Copy each entry as it stands, leaving nothing out.

• [Chart and figure data]
## START

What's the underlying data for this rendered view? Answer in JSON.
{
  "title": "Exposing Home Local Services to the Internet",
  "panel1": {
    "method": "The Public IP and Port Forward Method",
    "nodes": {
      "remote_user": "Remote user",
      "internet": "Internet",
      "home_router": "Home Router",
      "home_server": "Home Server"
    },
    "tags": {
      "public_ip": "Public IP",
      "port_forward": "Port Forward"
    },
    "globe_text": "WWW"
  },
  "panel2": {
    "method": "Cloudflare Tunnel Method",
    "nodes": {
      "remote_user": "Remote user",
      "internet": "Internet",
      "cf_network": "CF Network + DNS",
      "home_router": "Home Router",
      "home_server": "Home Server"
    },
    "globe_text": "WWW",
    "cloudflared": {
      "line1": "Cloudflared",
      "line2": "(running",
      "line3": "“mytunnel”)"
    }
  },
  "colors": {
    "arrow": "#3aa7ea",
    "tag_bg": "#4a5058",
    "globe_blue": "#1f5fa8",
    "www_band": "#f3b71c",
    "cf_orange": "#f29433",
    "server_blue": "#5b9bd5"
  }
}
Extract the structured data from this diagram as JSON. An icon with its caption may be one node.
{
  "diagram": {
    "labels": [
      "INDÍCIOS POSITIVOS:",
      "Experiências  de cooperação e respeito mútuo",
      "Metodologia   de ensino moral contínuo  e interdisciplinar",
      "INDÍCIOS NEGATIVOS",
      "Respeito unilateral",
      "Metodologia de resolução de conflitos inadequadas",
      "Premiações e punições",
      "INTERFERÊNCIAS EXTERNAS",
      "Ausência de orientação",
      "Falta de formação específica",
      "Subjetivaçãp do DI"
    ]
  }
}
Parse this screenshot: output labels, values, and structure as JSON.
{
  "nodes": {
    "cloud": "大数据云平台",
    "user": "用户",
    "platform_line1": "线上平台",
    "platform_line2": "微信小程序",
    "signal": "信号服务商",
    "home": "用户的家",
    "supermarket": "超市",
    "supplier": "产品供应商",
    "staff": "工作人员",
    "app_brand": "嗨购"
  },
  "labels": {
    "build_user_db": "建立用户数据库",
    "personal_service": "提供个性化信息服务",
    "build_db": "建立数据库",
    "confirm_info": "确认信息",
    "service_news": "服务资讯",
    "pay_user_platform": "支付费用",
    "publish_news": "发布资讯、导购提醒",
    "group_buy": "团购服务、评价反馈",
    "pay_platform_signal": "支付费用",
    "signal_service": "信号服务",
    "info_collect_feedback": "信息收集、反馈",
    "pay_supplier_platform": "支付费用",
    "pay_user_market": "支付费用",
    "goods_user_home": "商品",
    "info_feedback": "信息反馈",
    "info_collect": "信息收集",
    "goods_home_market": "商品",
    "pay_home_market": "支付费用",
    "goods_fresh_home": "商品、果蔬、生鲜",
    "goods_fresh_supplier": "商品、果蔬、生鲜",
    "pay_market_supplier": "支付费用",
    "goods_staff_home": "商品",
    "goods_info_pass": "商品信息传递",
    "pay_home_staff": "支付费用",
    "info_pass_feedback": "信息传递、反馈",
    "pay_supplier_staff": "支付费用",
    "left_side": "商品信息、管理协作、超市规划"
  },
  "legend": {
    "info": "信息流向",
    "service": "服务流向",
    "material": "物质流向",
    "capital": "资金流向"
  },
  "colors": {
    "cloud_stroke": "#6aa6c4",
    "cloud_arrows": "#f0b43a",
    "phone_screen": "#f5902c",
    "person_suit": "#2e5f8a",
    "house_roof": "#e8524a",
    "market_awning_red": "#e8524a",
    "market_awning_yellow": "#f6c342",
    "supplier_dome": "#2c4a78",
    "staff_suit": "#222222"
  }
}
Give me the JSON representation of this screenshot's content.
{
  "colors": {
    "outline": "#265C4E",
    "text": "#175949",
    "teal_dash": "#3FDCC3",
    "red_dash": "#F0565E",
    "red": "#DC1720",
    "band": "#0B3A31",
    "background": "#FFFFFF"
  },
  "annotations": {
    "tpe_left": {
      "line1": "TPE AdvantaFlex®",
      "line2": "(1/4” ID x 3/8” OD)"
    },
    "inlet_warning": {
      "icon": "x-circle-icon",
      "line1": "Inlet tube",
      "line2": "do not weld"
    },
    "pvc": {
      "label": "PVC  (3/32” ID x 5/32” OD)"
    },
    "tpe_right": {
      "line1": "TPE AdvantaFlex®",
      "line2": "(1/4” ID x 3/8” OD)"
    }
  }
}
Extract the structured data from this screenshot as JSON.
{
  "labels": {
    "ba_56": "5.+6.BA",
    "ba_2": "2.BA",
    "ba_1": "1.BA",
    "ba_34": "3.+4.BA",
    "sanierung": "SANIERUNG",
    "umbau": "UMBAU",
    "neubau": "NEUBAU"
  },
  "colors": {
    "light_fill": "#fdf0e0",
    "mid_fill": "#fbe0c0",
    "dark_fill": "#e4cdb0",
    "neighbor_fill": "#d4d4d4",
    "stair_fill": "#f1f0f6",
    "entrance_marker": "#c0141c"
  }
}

## END

• [Result of this task]
What's the underlying data for this rendered view? Answer in JSON.
{
  "title": "Exposing Home Local Services to the Internet",
  "panel1": {
    "method": "The Public IP and Port Forward Method",
    "nodes": {
      "remote_user": "Remote user",
      "internet": "Internet",
      "home_router": "Home Router",
      "home_server": "Home Server"
    },
    "tags": {
      "public_ip": "Public IP",
      "port_forward": "Port Forward"
    },
    "globe_text": "WWW"
  },
  "panel2": {
    "method": "Cloudflare Tunnel Method",
    "nodes": {
      "remote_user": "Remote user",
      "internet": "Internet",
      "cf_network": "CF Network + DNS",
      "home_router": "Home Router",
      "home_server": "Home Server"
    },
    "globe_text": "WWW",
    "cloudflared": {
      "line1": "Cloudflared",
      "line2": "(running",
      "line3": "“mytunnel”)"
    }
  },
  "colors": {
    "arrow": "#3aa7ea",
    "tag_bg": "#4a5058",
    "globe_blue": "#1f5fa8",
    "www_band": "#f3b71c",
    "cf_orange": "#f29433",
    "server_blue": "#5b9bd5"
  }
}
Extract the structured data from this diagram as JSON. An icon with its caption may be one node.
{
  "diagram": {
    "labels": [
      "INDÍCIOS POSITIVOS:",
      "Experiências  de cooperação e respeito mútuo",
      "Metodologia   de ensino moral contínuo  e interdisciplinar",
      "INDÍCIOS NEGATIVOS",
      "Respeito unilateral",
      "Metodologia de resolução de conflitos inadequadas",
      "Premiações e punições",
      "INTERFERÊNCIAS EXTERNAS",
      "Ausência de orientação",
      "Falta de formação específica",
      "Subjetivaçãp do DI"
    ]
  }
}
Parse this screenshot: output labels, values, and structure as JSON.
{
  "nodes": {
    "cloud": "大数据云平台",
    "user": "用户",
    "platform_line1": "线上平台",
    "platform_line2": "微信小程序",
    "signal": "信号服务商",
    "home": "用户的家",
    "supermarket": "超市",
    "supplier": "产品供应商",
    "staff": "工作人员",
    "app_brand": "嗨购"
  },
  "labels": {
    "build_user_db": "建立用户数据库",
    "personal_service": "提供个性化信息服务",
    "build_db": "建立数据库",
    "confirm_info": "确认信息",
    "service_news": "服务资讯",
    "pay_user_platform": "支付费用",
    "publish_news": "发布资讯、导购提醒",
    "group_buy": "团购服务、评价反馈",
    "pay_platform_signal": "支付费用",
    "signal_service": "信号服务",
    "info_collect_feedback": "信息收集、反馈",
    "pay_supplier_platform": "支付费用",
    "pay_user_market": "支付费用",
    "goods_user_home": "商品",
    "info_feedback": "信息反馈",
    "info_collect": "信息收集",
    "goods_home_market": "商品",
    "pay_home_market": "支付费用",
    "goods_fresh_home": "商品、果蔬、生鲜",
    "goods_fresh_supplier": "商品、果蔬、生鲜",
    "pay_market_supplier": "支付费用",
    "goods_staff_home": "商品",
    "goods_info_pass": "商品信息传递",
    "pay_home_staff": "支付费用",
    "info_pass_feedback": "信息传递、反馈",
    "pay_supplier_staff": "支付费用",
    "left_side": "商品信息、管理协作、超市规划"
  },
  "legend": {
    "info": "信息流向",
    "service": "服务流向",
    "material": "物质流向",
    "capital": "资金流向"
  },
  "colors": {
    "cloud_stroke": "#6aa6c4",
    "cloud_arrows": "#f0b43a",
    "phone_screen": "#f5902c",
    "person_suit": "#2e5f8a",
    "house_roof": "#e8524a",
    "market_awning_red": "#e8524a",
    "market_awning_yellow": "#f6c342",
    "supplier_dome": "#2c4a78",
    "staff_suit": "#222222"
  }
}
Give me the JSON representation of this screenshot's content.
{
  "colors": {
    "outline": "#265C4E",
    "text": "#175949",
    "teal_dash": "#3FDCC3",
    "red_dash": "#F0565E",
    "red": "#DC1720",
    "band": "#0B3A31",
    "background": "#FFFFFF"
  },
  "annotations": {
    "tpe_left": {
      "line1": "TPE AdvantaFlex®",
      "line2": "(1/4” ID x 3/8” OD)"
    },
    "inlet_warning": {
      "icon": "x-circle-icon",
      "line1": "Inlet tube",
      "line2": "do not weld"
    },
    "pvc": {
      "label": "PVC  (3/32” ID x 5/32” OD)"
    },
    "tpe_right": {
      "line1": "TPE AdvantaFlex®",
      "line2": "(1/4” ID x 3/8” OD)"
    }
  }
}
Extract the structured data from this screenshot as JSON.
{
  "labels": {
    "ba_56": "5.+6.BA",
    "ba_2": "2.BA",
    "ba_1": "1.BA",
    "ba_34": "3.+4.BA",
    "sanierung": "SANIERUNG",
    "umbau": "UMBAU",
    "neubau": "NEUBAU"
  },
  "colors": {
    "light_fill": "#fdf0e0",
    "mid_fill": "#fbe0c0",
    "dark_fill": "#e4cdb0",
    "neighbor_fill": "#d4d4d4",
    "stair_fill": "#f1f0f6",
    "entrance_marker": "#c0141c"
  }
}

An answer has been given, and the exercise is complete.